** Your task **
Make an exact copy of the lines, leaving the pictures out.

▬▬▬▬▬▬

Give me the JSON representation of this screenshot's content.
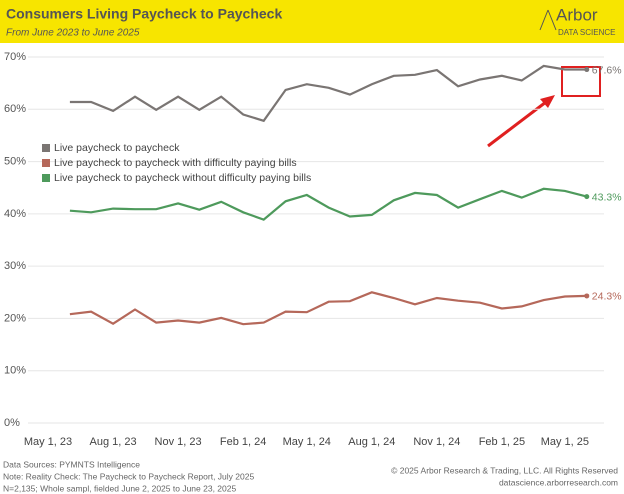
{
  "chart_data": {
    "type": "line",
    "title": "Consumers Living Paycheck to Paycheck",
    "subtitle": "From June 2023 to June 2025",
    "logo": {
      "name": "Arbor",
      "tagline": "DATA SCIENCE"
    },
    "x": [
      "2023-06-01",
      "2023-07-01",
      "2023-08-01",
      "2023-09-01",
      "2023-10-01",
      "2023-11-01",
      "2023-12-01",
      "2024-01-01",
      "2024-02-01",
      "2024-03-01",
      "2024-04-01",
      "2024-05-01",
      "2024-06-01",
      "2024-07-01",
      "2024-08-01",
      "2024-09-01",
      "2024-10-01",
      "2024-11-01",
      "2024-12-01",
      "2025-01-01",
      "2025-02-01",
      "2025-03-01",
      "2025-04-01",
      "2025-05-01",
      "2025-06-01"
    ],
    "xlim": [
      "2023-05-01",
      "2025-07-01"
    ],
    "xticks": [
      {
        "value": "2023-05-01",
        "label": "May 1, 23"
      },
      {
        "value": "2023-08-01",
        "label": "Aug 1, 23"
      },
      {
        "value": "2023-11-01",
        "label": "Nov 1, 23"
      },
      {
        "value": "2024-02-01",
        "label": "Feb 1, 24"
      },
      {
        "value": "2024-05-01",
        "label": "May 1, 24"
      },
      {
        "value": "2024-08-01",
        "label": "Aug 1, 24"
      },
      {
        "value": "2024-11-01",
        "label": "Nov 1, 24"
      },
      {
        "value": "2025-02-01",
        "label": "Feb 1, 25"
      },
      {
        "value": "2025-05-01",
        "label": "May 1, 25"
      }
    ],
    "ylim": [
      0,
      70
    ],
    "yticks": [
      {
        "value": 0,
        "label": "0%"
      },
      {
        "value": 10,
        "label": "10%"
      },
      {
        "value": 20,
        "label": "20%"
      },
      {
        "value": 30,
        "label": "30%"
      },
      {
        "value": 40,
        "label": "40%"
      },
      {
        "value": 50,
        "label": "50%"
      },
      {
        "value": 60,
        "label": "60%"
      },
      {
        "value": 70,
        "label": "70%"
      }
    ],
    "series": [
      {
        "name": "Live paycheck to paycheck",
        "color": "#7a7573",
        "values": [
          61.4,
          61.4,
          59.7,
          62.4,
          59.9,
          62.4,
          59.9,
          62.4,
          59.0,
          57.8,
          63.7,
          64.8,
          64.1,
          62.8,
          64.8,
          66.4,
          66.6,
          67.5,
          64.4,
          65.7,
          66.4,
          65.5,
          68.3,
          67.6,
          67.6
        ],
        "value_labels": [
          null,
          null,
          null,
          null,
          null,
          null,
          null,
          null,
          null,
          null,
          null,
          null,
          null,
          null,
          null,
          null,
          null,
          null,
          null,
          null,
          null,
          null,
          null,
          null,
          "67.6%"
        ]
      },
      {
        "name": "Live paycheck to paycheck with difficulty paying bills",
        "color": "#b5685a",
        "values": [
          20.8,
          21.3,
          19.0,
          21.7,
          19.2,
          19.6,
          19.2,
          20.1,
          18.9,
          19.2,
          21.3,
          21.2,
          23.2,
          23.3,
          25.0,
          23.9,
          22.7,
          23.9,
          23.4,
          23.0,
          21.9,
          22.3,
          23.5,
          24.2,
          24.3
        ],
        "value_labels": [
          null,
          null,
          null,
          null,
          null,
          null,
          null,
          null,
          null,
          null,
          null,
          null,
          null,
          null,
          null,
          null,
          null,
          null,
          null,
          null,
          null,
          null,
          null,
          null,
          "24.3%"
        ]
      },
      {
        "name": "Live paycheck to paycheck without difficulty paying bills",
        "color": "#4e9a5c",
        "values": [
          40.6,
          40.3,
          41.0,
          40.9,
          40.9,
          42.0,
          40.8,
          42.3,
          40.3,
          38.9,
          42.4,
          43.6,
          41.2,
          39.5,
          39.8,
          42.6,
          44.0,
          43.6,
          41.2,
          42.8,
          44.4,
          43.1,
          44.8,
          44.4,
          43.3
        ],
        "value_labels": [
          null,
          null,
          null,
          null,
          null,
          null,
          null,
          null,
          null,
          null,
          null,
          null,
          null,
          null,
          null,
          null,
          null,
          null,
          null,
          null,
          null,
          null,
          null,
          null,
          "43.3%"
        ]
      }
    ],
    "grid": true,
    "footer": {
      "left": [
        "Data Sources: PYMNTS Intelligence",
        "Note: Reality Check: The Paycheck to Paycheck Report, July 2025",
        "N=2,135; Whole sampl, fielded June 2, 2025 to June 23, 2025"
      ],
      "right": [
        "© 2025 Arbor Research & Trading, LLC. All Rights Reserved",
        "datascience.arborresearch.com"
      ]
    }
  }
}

▬▬▬▬▬▬

** The completed task **
Give me the JSON representation of this screenshot's content.
{
  "chart_data": {
    "type": "line",
    "title": "Consumers Living Paycheck to Paycheck",
    "subtitle": "From June 2023 to June 2025",
    "logo": {
      "name": "Arbor",
      "tagline": "DATA SCIENCE"
    },
    "x": [
      "2023-06-01",
      "2023-07-01",
      "2023-08-01",
      "2023-09-01",
      "2023-10-01",
      "2023-11-01",
      "2023-12-01",
      "2024-01-01",
      "2024-02-01",
      "2024-03-01",
      "2024-04-01",
      "2024-05-01",
      "2024-06-01",
      "2024-07-01",
      "2024-08-01",
      "2024-09-01",
      "2024-10-01",
      "2024-11-01",
      "2024-12-01",
      "2025-01-01",
      "2025-02-01",
      "2025-03-01",
      "2025-04-01",
      "2025-05-01",
      "2025-06-01"
    ],
    "xlim": [
      "2023-05-01",
      "2025-07-01"
    ],
    "xticks": [
      {
        "value": "2023-05-01",
        "label": "May 1, 23"
      },
      {
        "value": "2023-08-01",
        "label": "Aug 1, 23"
      },
      {
        "value": "2023-11-01",
        "label": "Nov 1, 23"
      },
      {
        "value": "2024-02-01",
        "label": "Feb 1, 24"
      },
      {
        "value": "2024-05-01",
        "label": "May 1, 24"
      },
      {
        "value": "2024-08-01",
        "label": "Aug 1, 24"
      },
      {
        "value": "2024-11-01",
        "label": "Nov 1, 24"
      },
      {
        "value": "2025-02-01",
        "label": "Feb 1, 25"
      },
      {
        "value": "2025-05-01",
        "label": "May 1, 25"
      }
    ],
    "ylim": [
      0,
      70
    ],
    "yticks": [
      {
        "value": 0,
        "label": "0%"
      },
      {
        "value": 10,
        "label": "10%"
      },
      {
        "value": 20,
        "label": "20%"
      },
      {
        "value": 30,
        "label": "30%"
      },
      {
        "value": 40,
        "label": "40%"
      },
      {
        "value": 50,
        "label": "50%"
      },
      {
        "value": 60,
        "label": "60%"
      },
      {
        "value": 70,
        "label": "70%"
      }
    ],
    "series": [
      {
        "name": "Live paycheck to paycheck",
        "color": "#7a7573",
        "values": [
          61.4,
          61.4,
          59.7,
          62.4,
          59.9,
          62.4,
          59.9,
          62.4,
          59.0,
          57.8,
          63.7,
          64.8,
          64.1,
          62.8,
          64.8,
          66.4,
          66.6,
          67.5,
          64.4,
          65.7,
          66.4,
          65.5,
          68.3,
          67.6,
          67.6
        ],
        "value_labels": [
          null,
          null,
          null,
          null,
          null,
          null,
          null,
          null,
          null,
          null,
          null,
          null,
          null,
          null,
          null,
          null,
          null,
          null,
          null,
          null,
          null,
          null,
          null,
          null,
          "67.6%"
        ]
      },
      {
        "name": "Live paycheck to paycheck with difficulty paying bills",
        "color": "#b5685a",
        "values": [
          20.8,
          21.3,
          19.0,
          21.7,
          19.2,
          19.6,
          19.2,
          20.1,
          18.9,
          19.2,
          21.3,
          21.2,
          23.2,
          23.3,
          25.0,
          23.9,
          22.7,
          23.9,
          23.4,
          23.0,
          21.9,
          22.3,
          23.5,
          24.2,
          24.3
        ],
        "value_labels": [
          null,
          null,
          null,
          null,
          null,
          null,
          null,
          null,
          null,
          null,
          null,
          null,
          null,
          null,
          null,
          null,
          null,
          null,
          null,
          null,
          null,
          null,
          null,
          null,
          "24.3%"
        ]
      },
      {
        "name": "Live paycheck to paycheck without difficulty paying bills",
        "color": "#4e9a5c",
        "values": [
          40.6,
          40.3,
          41.0,
          40.9,
          40.9,
          42.0,
          40.8,
          42.3,
          40.3,
          38.9,
          42.4,
          43.6,
          41.2,
          39.5,
          39.8,
          42.6,
          44.0,
          43.6,
          41.2,
          42.8,
          44.4,
          43.1,
          44.8,
          44.4,
          43.3
        ],
        "value_labels": [
          null,
          null,
          null,
          null,
          null,
          null,
          null,
          null,
          null,
          null,
          null,
          null,
          null,
          null,
          null,
          null,
          null,
          null,
          null,
          null,
          null,
          null,
          null,
          null,
          "43.3%"
        ]
      }
    ],
    "grid": true,
    "footer": {
      "left": [
        "Data Sources: PYMNTS Intelligence",
        "Note: Reality Check: The Paycheck to Paycheck Report, July 2025",
        "N=2,135; Whole sampl, fielded June 2, 2025 to June 23, 2025"
      ],
      "right": [
        "© 2025 Arbor Research & Trading, LLC. All Rights Reserved",
        "datascience.arborresearch.com"
      ]
    }
  }
}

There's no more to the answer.